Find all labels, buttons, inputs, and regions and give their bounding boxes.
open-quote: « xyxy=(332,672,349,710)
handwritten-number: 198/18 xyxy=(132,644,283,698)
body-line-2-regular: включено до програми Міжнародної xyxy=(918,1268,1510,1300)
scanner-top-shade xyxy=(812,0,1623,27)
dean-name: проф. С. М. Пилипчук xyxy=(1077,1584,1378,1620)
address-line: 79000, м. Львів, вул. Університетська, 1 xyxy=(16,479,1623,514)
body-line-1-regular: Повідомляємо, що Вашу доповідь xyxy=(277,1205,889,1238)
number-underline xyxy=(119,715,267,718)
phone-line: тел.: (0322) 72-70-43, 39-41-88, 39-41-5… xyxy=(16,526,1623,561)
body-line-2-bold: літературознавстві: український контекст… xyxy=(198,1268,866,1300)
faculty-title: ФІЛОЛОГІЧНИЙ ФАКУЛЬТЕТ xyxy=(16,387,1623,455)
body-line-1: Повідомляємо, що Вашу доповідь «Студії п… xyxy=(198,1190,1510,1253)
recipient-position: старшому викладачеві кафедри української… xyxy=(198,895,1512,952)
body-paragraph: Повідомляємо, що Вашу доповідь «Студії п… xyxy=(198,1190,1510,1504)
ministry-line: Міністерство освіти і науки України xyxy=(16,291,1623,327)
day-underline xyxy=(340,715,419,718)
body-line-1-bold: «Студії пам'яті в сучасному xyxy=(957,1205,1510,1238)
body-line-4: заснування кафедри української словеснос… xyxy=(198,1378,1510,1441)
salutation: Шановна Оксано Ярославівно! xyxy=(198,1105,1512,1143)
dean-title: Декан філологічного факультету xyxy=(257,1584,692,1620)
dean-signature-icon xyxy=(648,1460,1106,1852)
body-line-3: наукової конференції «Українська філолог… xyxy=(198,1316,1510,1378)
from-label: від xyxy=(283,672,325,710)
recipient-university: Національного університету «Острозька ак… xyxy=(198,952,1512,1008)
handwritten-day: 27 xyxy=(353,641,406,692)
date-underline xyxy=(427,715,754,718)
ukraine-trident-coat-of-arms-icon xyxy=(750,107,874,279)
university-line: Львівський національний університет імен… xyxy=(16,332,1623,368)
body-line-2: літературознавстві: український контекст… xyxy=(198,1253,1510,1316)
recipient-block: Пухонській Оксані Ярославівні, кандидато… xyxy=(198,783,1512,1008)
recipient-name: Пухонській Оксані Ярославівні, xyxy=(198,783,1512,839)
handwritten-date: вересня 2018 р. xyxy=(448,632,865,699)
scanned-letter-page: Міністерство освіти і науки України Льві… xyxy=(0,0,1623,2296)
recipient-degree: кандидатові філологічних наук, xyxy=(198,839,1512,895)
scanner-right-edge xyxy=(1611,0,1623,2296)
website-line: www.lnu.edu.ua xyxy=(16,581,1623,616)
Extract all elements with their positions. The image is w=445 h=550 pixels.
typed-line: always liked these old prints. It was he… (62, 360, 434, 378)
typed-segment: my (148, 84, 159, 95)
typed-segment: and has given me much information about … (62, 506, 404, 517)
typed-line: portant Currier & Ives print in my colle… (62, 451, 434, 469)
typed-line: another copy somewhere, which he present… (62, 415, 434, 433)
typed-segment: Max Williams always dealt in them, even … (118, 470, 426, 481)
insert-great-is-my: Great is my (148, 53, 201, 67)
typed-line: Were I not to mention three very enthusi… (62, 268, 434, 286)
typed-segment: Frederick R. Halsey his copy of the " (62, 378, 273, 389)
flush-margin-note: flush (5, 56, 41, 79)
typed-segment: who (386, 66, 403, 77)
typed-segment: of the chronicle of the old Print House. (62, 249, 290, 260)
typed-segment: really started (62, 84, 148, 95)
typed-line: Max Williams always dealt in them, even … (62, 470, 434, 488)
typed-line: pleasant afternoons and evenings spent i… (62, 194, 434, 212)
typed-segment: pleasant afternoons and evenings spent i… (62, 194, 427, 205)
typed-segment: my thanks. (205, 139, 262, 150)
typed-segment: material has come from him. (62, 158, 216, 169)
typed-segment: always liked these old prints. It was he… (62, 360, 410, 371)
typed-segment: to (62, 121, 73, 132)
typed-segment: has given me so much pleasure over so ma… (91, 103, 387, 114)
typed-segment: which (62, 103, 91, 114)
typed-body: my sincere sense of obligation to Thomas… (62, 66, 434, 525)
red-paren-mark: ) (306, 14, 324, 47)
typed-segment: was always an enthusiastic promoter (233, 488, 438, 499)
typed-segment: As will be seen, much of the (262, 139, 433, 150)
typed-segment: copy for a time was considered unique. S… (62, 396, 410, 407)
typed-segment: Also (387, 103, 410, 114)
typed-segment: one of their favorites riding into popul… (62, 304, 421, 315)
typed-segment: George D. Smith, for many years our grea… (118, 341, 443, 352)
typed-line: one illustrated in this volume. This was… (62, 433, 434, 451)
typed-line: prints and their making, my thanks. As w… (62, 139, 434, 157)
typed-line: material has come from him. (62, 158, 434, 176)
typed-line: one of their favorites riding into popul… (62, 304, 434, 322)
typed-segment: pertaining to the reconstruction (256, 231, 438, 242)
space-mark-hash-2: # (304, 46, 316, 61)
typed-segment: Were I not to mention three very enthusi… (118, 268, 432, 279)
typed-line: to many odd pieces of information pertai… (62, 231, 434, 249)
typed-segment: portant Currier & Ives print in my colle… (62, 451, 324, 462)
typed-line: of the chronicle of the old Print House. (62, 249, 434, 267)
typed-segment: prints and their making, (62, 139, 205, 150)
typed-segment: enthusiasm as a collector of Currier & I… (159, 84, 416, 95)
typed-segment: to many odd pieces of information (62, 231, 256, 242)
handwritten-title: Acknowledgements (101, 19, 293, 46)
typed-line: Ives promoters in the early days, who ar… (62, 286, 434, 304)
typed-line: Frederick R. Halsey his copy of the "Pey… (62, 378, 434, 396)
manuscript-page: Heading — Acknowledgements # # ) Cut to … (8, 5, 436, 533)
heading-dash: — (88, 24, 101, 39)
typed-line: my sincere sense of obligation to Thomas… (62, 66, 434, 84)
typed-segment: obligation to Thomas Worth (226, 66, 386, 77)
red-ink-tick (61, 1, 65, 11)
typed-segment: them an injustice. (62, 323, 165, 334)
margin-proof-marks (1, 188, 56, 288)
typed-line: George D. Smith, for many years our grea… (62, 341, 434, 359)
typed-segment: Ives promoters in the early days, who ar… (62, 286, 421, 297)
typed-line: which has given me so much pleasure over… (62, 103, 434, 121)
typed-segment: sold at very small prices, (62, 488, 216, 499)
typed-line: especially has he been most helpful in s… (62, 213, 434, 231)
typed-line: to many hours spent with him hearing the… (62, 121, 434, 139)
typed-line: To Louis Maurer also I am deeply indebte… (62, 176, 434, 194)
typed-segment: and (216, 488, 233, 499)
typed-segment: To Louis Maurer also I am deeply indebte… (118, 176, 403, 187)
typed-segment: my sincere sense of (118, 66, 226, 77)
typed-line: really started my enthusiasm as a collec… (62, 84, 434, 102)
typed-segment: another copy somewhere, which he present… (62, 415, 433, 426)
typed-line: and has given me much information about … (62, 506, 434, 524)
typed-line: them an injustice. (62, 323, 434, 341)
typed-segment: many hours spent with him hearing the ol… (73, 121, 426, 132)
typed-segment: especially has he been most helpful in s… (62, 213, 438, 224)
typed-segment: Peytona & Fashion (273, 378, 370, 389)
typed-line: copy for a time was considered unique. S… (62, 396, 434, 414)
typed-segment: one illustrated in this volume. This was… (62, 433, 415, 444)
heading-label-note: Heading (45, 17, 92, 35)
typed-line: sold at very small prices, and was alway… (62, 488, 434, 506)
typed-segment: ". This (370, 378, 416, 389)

####################

What is being asked -
Copy the records above with every "xyxy" swapped for "bbox", changing nothing else.

Problem solution -
Find all labels, buttons, inputs, and regions and give their bounding boxes.
open-quote: « bbox=(332,672,349,710)
handwritten-number: 198/18 bbox=(132,644,283,698)
body-line-2-regular: включено до програми Міжнародної bbox=(918,1268,1510,1300)
scanner-top-shade bbox=(812,0,1623,27)
dean-name: проф. С. М. Пилипчук bbox=(1077,1584,1378,1620)
address-line: 79000, м. Львів, вул. Університетська, 1 bbox=(16,479,1623,514)
body-line-1-regular: Повідомляємо, що Вашу доповідь bbox=(277,1205,889,1238)
number-underline bbox=(119,715,267,718)
phone-line: тел.: (0322) 72-70-43, 39-41-88, 39-41-5… bbox=(16,526,1623,561)
body-line-2-bold: літературознавстві: український контекст… bbox=(198,1268,866,1300)
faculty-title: ФІЛОЛОГІЧНИЙ ФАКУЛЬТЕТ bbox=(16,387,1623,455)
body-line-1: Повідомляємо, що Вашу доповідь «Студії п… bbox=(198,1190,1510,1253)
recipient-position: старшому викладачеві кафедри української… bbox=(198,895,1512,952)
body-paragraph: Повідомляємо, що Вашу доповідь «Студії п… bbox=(198,1190,1510,1504)
ministry-line: Міністерство освіти і науки України bbox=(16,291,1623,327)
day-underline bbox=(340,715,419,718)
body-line-1-bold: «Студії пам'яті в сучасному bbox=(957,1205,1510,1238)
body-line-4: заснування кафедри української словеснос… bbox=(198,1378,1510,1441)
salutation: Шановна Оксано Ярославівно! bbox=(198,1105,1512,1143)
dean-title: Декан філологічного факультету bbox=(257,1584,692,1620)
dean-signature-icon bbox=(648,1460,1106,1852)
body-line-3: наукової конференції «Українська філолог… bbox=(198,1316,1510,1378)
from-label: від bbox=(283,672,325,710)
recipient-university: Національного університету «Острозька ак… bbox=(198,952,1512,1008)
handwritten-day: 27 bbox=(353,641,406,692)
date-underline bbox=(427,715,754,718)
ukraine-trident-coat-of-arms-icon bbox=(750,107,874,279)
university-line: Львівський національний університет імен… bbox=(16,332,1623,368)
body-line-2: літературознавстві: український контекст… bbox=(198,1253,1510,1316)
recipient-block: Пухонській Оксані Ярославівні, кандидато… bbox=(198,783,1512,1008)
recipient-name: Пухонській Оксані Ярославівні, bbox=(198,783,1512,839)
handwritten-date: вересня 2018 р. bbox=(448,632,865,699)
scanned-letter-page: Міністерство освіти і науки України Льві… bbox=(0,0,1623,2296)
recipient-degree: кандидатові філологічних наук, bbox=(198,839,1512,895)
scanner-right-edge bbox=(1611,0,1623,2296)
website-line: www.lnu.edu.ua bbox=(16,581,1623,616)
Extract all elements with their positions. The image is w=445 h=550 pixels.
typed-line: always liked these old prints. It was he… (62, 360, 434, 378)
typed-segment: my (148, 84, 159, 95)
typed-segment: and has given me much information about … (62, 506, 404, 517)
typed-line: portant Currier & Ives print in my colle… (62, 451, 434, 469)
typed-line: another copy somewhere, which he present… (62, 415, 434, 433)
typed-segment: Max Williams always dealt in them, even … (118, 470, 426, 481)
insert-great-is-my: Great is my (148, 53, 201, 67)
typed-line: Were I not to mention three very enthusi… (62, 268, 434, 286)
typed-segment: Frederick R. Halsey his copy of the " (62, 378, 273, 389)
flush-margin-note: flush (5, 56, 41, 79)
typed-segment: who (386, 66, 403, 77)
typed-segment: of the chronicle of the old Print House. (62, 249, 290, 260)
typed-segment: really started (62, 84, 148, 95)
typed-line: Max Williams always dealt in them, even … (62, 470, 434, 488)
typed-line: pleasant afternoons and evenings spent i… (62, 194, 434, 212)
typed-segment: pleasant afternoons and evenings spent i… (62, 194, 427, 205)
typed-segment: my thanks. (205, 139, 262, 150)
typed-segment: material has come from him. (62, 158, 216, 169)
typed-segment: always liked these old prints. It was he… (62, 360, 410, 371)
typed-segment: to (62, 121, 73, 132)
typed-segment: has given me so much pleasure over so ma… (91, 103, 387, 114)
typed-segment: which (62, 103, 91, 114)
typed-body: my sincere sense of obligation to Thomas… (62, 66, 434, 525)
red-paren-mark: ) (306, 14, 324, 47)
typed-segment: was always an enthusiastic promoter (233, 488, 438, 499)
typed-segment: As will be seen, much of the (262, 139, 433, 150)
typed-segment: copy for a time was considered unique. S… (62, 396, 410, 407)
typed-segment: Also (387, 103, 410, 114)
typed-segment: one of their favorites riding into popul… (62, 304, 421, 315)
typed-segment: George D. Smith, for many years our grea… (118, 341, 443, 352)
typed-line: one illustrated in this volume. This was… (62, 433, 434, 451)
typed-line: prints and their making, my thanks. As w… (62, 139, 434, 157)
typed-line: material has come from him. (62, 158, 434, 176)
typed-line: one of their favorites riding into popul… (62, 304, 434, 322)
typed-segment: pertaining to the reconstruction (256, 231, 438, 242)
space-mark-hash-2: # (304, 46, 316, 61)
typed-segment: Were I not to mention three very enthusi… (118, 268, 432, 279)
typed-line: to many odd pieces of information pertai… (62, 231, 434, 249)
typed-segment: portant Currier & Ives print in my colle… (62, 451, 324, 462)
typed-line: of the chronicle of the old Print House. (62, 249, 434, 267)
typed-segment: prints and their making, (62, 139, 205, 150)
typed-segment: enthusiasm as a collector of Currier & I… (159, 84, 416, 95)
typed-segment: to many odd pieces of information (62, 231, 256, 242)
handwritten-title: Acknowledgements (101, 19, 293, 46)
typed-line: Ives promoters in the early days, who ar… (62, 286, 434, 304)
typed-line: Frederick R. Halsey his copy of the "Pey… (62, 378, 434, 396)
manuscript-page: Heading — Acknowledgements # # ) Cut to … (8, 5, 436, 533)
heading-dash: — (88, 24, 101, 39)
typed-line: my sincere sense of obligation to Thomas… (62, 66, 434, 84)
typed-segment: obligation to Thomas Worth (226, 66, 386, 77)
red-ink-tick (61, 1, 65, 11)
typed-segment: them an injustice. (62, 323, 165, 334)
margin-proof-marks (1, 188, 56, 288)
typed-line: George D. Smith, for many years our grea… (62, 341, 434, 359)
typed-segment: Ives promoters in the early days, who ar… (62, 286, 421, 297)
typed-line: which has given me so much pleasure over… (62, 103, 434, 121)
typed-segment: sold at very small prices, (62, 488, 216, 499)
typed-line: especially has he been most helpful in s… (62, 213, 434, 231)
typed-line: to many hours spent with him hearing the… (62, 121, 434, 139)
typed-line: To Louis Maurer also I am deeply indebte… (62, 176, 434, 194)
typed-segment: and (216, 488, 233, 499)
typed-segment: To Louis Maurer also I am deeply indebte… (118, 176, 403, 187)
typed-segment: my sincere sense of (118, 66, 226, 77)
typed-line: really started my enthusiasm as a collec… (62, 84, 434, 102)
typed-segment: another copy somewhere, which he present… (62, 415, 433, 426)
typed-line: and has given me much information about … (62, 506, 434, 524)
typed-line: them an injustice. (62, 323, 434, 341)
typed-segment: many hours spent with him hearing the ol… (73, 121, 426, 132)
typed-segment: especially has he been most helpful in s… (62, 213, 438, 224)
typed-segment: Peytona & Fashion (273, 378, 370, 389)
typed-line: copy for a time was considered unique. S… (62, 396, 434, 414)
typed-segment: one illustrated in this volume. This was… (62, 433, 415, 444)
heading-label-note: Heading (45, 17, 92, 35)
typed-line: sold at very small prices, and was alway… (62, 488, 434, 506)
typed-segment: ". This (370, 378, 416, 389)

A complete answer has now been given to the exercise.